• Dataset entries on figures:
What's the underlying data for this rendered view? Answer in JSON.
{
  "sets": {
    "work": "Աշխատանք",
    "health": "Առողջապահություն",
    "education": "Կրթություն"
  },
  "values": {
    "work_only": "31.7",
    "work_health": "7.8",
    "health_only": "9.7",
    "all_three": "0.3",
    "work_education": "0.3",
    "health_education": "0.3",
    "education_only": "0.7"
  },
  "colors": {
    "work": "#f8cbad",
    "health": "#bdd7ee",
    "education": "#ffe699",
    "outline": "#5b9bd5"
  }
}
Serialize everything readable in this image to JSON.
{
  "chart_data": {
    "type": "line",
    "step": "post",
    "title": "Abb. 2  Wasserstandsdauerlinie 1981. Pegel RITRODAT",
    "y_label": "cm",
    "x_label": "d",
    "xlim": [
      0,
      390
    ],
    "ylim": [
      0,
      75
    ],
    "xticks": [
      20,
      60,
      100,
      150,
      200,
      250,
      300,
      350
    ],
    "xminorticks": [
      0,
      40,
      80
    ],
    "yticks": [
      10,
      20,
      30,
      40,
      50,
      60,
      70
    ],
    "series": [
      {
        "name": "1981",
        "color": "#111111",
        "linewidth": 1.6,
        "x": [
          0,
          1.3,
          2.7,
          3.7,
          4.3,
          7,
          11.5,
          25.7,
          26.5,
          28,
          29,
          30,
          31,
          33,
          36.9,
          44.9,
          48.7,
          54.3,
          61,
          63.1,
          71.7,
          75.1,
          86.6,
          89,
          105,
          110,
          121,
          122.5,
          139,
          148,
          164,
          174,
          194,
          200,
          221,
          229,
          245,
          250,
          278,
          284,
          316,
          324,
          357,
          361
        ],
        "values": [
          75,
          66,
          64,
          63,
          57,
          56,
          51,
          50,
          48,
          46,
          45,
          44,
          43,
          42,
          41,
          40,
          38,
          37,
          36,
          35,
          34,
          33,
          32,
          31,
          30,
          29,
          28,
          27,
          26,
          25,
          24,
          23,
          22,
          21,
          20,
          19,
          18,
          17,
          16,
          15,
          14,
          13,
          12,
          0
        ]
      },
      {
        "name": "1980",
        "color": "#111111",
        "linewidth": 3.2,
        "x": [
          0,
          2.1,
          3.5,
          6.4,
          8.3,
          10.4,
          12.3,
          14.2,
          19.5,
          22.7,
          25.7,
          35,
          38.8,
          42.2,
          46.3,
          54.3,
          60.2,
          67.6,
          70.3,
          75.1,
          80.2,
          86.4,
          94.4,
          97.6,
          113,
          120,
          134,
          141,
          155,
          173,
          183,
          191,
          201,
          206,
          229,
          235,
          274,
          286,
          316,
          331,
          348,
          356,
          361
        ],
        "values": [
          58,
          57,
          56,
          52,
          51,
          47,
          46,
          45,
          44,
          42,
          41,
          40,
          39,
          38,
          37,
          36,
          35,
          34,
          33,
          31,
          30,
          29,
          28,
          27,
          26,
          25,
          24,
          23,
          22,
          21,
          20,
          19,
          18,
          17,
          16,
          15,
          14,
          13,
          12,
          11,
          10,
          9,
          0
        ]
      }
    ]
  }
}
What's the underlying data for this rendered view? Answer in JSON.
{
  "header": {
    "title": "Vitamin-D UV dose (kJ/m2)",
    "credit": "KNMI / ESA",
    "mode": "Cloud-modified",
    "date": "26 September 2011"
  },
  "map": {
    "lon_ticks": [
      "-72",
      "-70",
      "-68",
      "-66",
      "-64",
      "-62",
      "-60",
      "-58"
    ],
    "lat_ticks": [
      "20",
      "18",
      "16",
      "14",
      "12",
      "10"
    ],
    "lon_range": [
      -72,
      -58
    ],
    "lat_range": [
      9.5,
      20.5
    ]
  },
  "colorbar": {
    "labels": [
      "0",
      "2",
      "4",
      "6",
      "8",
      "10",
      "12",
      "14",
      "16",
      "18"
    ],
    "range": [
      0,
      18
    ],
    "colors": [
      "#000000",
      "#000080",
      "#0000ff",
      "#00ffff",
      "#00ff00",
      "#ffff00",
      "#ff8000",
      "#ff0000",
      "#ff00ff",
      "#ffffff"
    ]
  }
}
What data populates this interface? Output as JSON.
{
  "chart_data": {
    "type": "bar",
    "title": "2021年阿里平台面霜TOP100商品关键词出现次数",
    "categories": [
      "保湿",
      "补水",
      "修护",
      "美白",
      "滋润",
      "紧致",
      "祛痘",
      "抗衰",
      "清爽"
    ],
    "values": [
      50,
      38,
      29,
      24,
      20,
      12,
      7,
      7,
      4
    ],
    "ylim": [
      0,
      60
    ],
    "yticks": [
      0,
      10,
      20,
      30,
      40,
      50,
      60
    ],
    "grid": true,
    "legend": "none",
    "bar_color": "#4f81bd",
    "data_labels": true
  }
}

• EXERCISE AIM:
All of the entries above must be quoted exactly.

• RESULT FOR THIS EXERCISE:
What's the underlying data for this rendered view? Answer in JSON.
{
  "sets": {
    "work": "Աշխատանք",
    "health": "Առողջապահություն",
    "education": "Կրթություն"
  },
  "values": {
    "work_only": "31.7",
    "work_health": "7.8",
    "health_only": "9.7",
    "all_three": "0.3",
    "work_education": "0.3",
    "health_education": "0.3",
    "education_only": "0.7"
  },
  "colors": {
    "work": "#f8cbad",
    "health": "#bdd7ee",
    "education": "#ffe699",
    "outline": "#5b9bd5"
  }
}
Serialize everything readable in this image to JSON.
{
  "chart_data": {
    "type": "line",
    "step": "post",
    "title": "Abb. 2  Wasserstandsdauerlinie 1981. Pegel RITRODAT",
    "y_label": "cm",
    "x_label": "d",
    "xlim": [
      0,
      390
    ],
    "ylim": [
      0,
      75
    ],
    "xticks": [
      20,
      60,
      100,
      150,
      200,
      250,
      300,
      350
    ],
    "xminorticks": [
      0,
      40,
      80
    ],
    "yticks": [
      10,
      20,
      30,
      40,
      50,
      60,
      70
    ],
    "series": [
      {
        "name": "1981",
        "color": "#111111",
        "linewidth": 1.6,
        "x": [
          0,
          1.3,
          2.7,
          3.7,
          4.3,
          7,
          11.5,
          25.7,
          26.5,
          28,
          29,
          30,
          31,
          33,
          36.9,
          44.9,
          48.7,
          54.3,
          61,
          63.1,
          71.7,
          75.1,
          86.6,
          89,
          105,
          110,
          121,
          122.5,
          139,
          148,
          164,
          174,
          194,
          200,
          221,
          229,
          245,
          250,
          278,
          284,
          316,
          324,
          357,
          361
        ],
        "values": [
          75,
          66,
          64,
          63,
          57,
          56,
          51,
          50,
          48,
          46,
          45,
          44,
          43,
          42,
          41,
          40,
          38,
          37,
          36,
          35,
          34,
          33,
          32,
          31,
          30,
          29,
          28,
          27,
          26,
          25,
          24,
          23,
          22,
          21,
          20,
          19,
          18,
          17,
          16,
          15,
          14,
          13,
          12,
          0
        ]
      },
      {
        "name": "1980",
        "color": "#111111",
        "linewidth": 3.2,
        "x": [
          0,
          2.1,
          3.5,
          6.4,
          8.3,
          10.4,
          12.3,
          14.2,
          19.5,
          22.7,
          25.7,
          35,
          38.8,
          42.2,
          46.3,
          54.3,
          60.2,
          67.6,
          70.3,
          75.1,
          80.2,
          86.4,
          94.4,
          97.6,
          113,
          120,
          134,
          141,
          155,
          173,
          183,
          191,
          201,
          206,
          229,
          235,
          274,
          286,
          316,
          331,
          348,
          356,
          361
        ],
        "values": [
          58,
          57,
          56,
          52,
          51,
          47,
          46,
          45,
          44,
          42,
          41,
          40,
          39,
          38,
          37,
          36,
          35,
          34,
          33,
          31,
          30,
          29,
          28,
          27,
          26,
          25,
          24,
          23,
          22,
          21,
          20,
          19,
          18,
          17,
          16,
          15,
          14,
          13,
          12,
          11,
          10,
          9,
          0
        ]
      }
    ]
  }
}
What's the underlying data for this rendered view? Answer in JSON.
{
  "header": {
    "title": "Vitamin-D UV dose (kJ/m2)",
    "credit": "KNMI / ESA",
    "mode": "Cloud-modified",
    "date": "26 September 2011"
  },
  "map": {
    "lon_ticks": [
      "-72",
      "-70",
      "-68",
      "-66",
      "-64",
      "-62",
      "-60",
      "-58"
    ],
    "lat_ticks": [
      "20",
      "18",
      "16",
      "14",
      "12",
      "10"
    ],
    "lon_range": [
      -72,
      -58
    ],
    "lat_range": [
      9.5,
      20.5
    ]
  },
  "colorbar": {
    "labels": [
      "0",
      "2",
      "4",
      "6",
      "8",
      "10",
      "12",
      "14",
      "16",
      "18"
    ],
    "range": [
      0,
      18
    ],
    "colors": [
      "#000000",
      "#000080",
      "#0000ff",
      "#00ffff",
      "#00ff00",
      "#ffff00",
      "#ff8000",
      "#ff0000",
      "#ff00ff",
      "#ffffff"
    ]
  }
}
What data populates this interface? Output as JSON.
{
  "chart_data": {
    "type": "bar",
    "title": "2021年阿里平台面霜TOP100商品关键词出现次数",
    "categories": [
      "保湿",
      "补水",
      "修护",
      "美白",
      "滋润",
      "紧致",
      "祛痘",
      "抗衰",
      "清爽"
    ],
    "values": [
      50,
      38,
      29,
      24,
      20,
      12,
      7,
      7,
      4
    ],
    "ylim": [
      0,
      60
    ],
    "yticks": [
      0,
      10,
      20,
      30,
      40,
      50,
      60
    ],
    "grid": true,
    "legend": "none",
    "bar_color": "#4f81bd",
    "data_labels": true
  }
}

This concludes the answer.